# What is expected
In the randomization criteria, what Physician's Global Assessment score is required, and on what scale?
━━ Document excerpt
Randomization criteria:
• A clinical mSLEDAI-2K score ≥ 4 with at least 2 points for musculoskeletal or mucocutaneous manifestations (i.e., myositis, arthritis, rash, alopecia, mucosal ulcers).
• British Isles Lupus Assessment Group-2004 (BILAG) Grade B in 2 or more organ systems or a BILAG Grade A in 1 or more organ system.
• Physician’s Global Assessment (PGA) score ≥ 1.0 on a 0 to 3 visual analog scale.
• Presence of at least one of the following items of serological evidence of active SLE or biological variables predictive of Type 1 Interferon (IFN-1) high signature (in a Screening sample as measured by central laboratory):
o Anti-dsDNA antibodies elevated to above normal,
o Complement C3 < lower limit of normal,
o Antinuclear Antibodies with a titer of at least 1:160,
o Anti-Smith antibody elevated to above normal,
o Platelets < 200 000/μL,
o Urine protein/creatinine ratio > 12.5 mg/mmol (110.5 mg/g).
━━━━
━━ Extracted information
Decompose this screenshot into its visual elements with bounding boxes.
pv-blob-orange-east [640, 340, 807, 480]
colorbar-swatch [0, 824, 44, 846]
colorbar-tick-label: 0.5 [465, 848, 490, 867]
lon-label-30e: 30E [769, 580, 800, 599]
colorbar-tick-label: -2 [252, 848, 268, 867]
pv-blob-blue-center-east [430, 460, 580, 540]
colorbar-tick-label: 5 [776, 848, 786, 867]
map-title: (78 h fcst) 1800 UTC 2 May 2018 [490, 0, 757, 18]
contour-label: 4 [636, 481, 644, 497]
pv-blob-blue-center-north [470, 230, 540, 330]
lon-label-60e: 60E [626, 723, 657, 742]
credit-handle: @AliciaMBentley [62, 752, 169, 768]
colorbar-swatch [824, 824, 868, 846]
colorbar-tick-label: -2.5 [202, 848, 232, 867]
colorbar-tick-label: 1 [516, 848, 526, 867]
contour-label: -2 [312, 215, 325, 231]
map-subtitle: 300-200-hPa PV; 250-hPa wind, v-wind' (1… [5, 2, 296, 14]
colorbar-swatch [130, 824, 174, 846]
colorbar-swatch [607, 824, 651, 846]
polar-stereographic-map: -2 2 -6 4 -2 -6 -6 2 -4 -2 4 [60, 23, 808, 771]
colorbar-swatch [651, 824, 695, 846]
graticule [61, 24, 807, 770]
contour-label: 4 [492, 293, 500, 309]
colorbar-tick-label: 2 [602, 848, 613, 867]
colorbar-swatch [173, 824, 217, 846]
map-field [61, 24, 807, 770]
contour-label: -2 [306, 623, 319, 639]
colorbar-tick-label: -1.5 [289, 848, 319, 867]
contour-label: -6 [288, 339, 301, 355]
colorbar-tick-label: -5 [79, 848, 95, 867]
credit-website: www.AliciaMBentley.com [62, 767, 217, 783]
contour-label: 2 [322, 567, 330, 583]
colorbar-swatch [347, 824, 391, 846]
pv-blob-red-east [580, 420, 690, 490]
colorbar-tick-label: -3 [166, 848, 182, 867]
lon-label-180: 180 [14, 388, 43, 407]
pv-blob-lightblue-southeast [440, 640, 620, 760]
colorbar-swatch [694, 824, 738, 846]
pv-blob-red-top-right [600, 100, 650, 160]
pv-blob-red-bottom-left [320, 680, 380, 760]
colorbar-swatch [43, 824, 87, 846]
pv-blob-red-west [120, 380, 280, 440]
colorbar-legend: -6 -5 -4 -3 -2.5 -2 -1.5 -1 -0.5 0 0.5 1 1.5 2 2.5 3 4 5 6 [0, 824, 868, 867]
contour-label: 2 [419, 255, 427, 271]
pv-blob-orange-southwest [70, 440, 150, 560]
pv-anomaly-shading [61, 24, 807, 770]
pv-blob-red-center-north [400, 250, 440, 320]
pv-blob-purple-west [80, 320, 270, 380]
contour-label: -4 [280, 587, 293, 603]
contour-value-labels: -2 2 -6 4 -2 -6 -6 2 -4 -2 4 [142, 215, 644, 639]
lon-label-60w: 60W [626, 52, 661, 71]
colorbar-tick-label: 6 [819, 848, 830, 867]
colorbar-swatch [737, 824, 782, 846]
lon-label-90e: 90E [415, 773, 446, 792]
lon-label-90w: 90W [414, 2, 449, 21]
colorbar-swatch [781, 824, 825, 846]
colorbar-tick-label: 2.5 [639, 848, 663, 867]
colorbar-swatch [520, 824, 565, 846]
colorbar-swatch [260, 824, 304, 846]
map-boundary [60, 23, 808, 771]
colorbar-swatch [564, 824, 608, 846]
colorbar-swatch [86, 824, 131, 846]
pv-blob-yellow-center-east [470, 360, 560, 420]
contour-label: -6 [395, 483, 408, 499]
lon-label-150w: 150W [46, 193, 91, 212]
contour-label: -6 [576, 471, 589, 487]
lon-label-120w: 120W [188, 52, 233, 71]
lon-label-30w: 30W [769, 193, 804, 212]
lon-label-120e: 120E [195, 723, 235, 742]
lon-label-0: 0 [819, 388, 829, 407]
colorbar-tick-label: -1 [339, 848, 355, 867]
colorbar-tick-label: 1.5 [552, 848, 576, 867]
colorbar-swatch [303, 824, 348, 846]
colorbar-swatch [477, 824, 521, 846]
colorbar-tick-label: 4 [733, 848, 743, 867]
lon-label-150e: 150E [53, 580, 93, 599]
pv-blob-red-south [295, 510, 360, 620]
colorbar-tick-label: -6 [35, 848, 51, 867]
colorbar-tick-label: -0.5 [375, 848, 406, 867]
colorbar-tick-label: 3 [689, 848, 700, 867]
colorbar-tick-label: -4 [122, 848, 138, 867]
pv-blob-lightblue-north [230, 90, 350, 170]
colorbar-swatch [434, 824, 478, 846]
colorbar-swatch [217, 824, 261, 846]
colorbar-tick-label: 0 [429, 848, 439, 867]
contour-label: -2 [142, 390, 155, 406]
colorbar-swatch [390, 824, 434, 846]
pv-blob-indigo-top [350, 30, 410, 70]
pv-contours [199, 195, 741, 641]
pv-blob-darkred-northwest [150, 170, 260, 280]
━━━━
# Answer to this problem
A score of at least 1.0 on a 0 to 3 visual analog scale.